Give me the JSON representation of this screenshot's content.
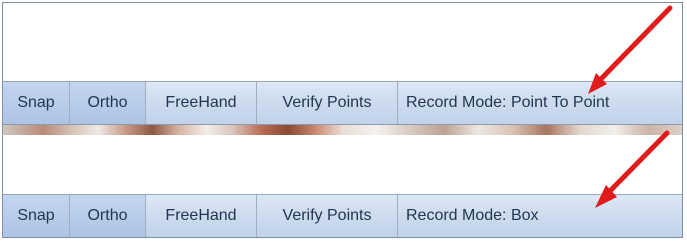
{
  "toolbars": [
    {
      "buttons": {
        "snap": "Snap",
        "ortho": "Ortho",
        "freehand": "FreeHand",
        "verify_points": "Verify Points",
        "record_mode": "Record Mode: Point To Point"
      }
    },
    {
      "buttons": {
        "snap": "Snap",
        "ortho": "Ortho",
        "freehand": "FreeHand",
        "verify_points": "Verify Points",
        "record_mode": "Record Mode: Box"
      }
    }
  ],
  "colors": {
    "annotation_arrow": "#e11b1b",
    "toolbar_bg": "#cfdcef",
    "toolbar_text": "#1f3550",
    "frame_border": "#7f8fa3"
  },
  "icons": {
    "annotation": "red-arrow"
  }
}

-=-=-

**STATED GOAL:** Write out the data precisely as given, excluding the pictures.

**EXPECTED OUTPUT:**
Give me the JSON representation of this screenshot's content.
{
  "toolbars": [
    {
      "buttons": {
        "snap": "Snap",
        "ortho": "Ortho",
        "freehand": "FreeHand",
        "verify_points": "Verify Points",
        "record_mode": "Record Mode: Point To Point"
      }
    },
    {
      "buttons": {
        "snap": "Snap",
        "ortho": "Ortho",
        "freehand": "FreeHand",
        "verify_points": "Verify Points",
        "record_mode": "Record Mode: Box"
      }
    }
  ],
  "colors": {
    "annotation_arrow": "#e11b1b",
    "toolbar_bg": "#cfdcef",
    "toolbar_text": "#1f3550",
    "frame_border": "#7f8fa3"
  },
  "icons": {
    "annotation": "red-arrow"
  }
}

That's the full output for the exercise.